* PROBLEM: Return the ultra-wide bandwidth dish antenna text below word for word, in full.

Ultra-wide bandwidth dish antenna

Abstract

An ultra-wide bandwidth dish antenna includes a plurality of transmission nes embedded in feed arms extending from an edge of a reflective dish, The first transmission line is for input and is connected in parallel to two receptive transmission lines having twice the characteristic impedance of the input transmission line, where one of the receptive transmission lines is inverted relative to the other The two receptive transmission lines are each bonded and embedded within separate feed arms of the antenna. The feed arms of the dish antenna converge to a point (apex) where the conductors of the embedded transmission lines are connected. The connection forces a signal on the exterior of the feed arms creating an electric and magnetic field enabling an electromagnetic wave to be propagated down the feed arms and launched into the reflective dish to be radiated outward.

* COLLECTED MATERIAL:
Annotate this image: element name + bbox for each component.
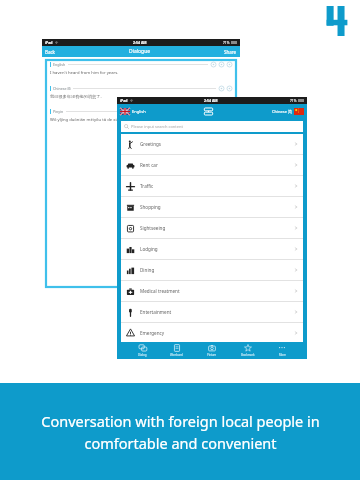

* RESPONSE TO THIS EXERCISE:
Ultra-wide bandwidth dish antenna

Abstract

An ultra-wide bandwidth dish antenna includes a plurality of transmission nes embedded in feed arms extending from an edge of a reflective dish, The first transmission line is for input and is connected in parallel to two receptive transmission lines having twice the characteristic impedance of the input transmission line, where one of the receptive transmission lines is inverted relative to the other The two receptive transmission lines are each bonded and embedded within separate feed arms of the antenna. The feed arms of the dish antenna converge to a point (apex) where the conductors of the embedded transmission lines are connected. The connection forces a signal on the exterior of the feed arms creating an electric and magnetic field enabling an electromagnetic wave to be propagated down the feed arms and launched into the reflective dish to be radiated outward.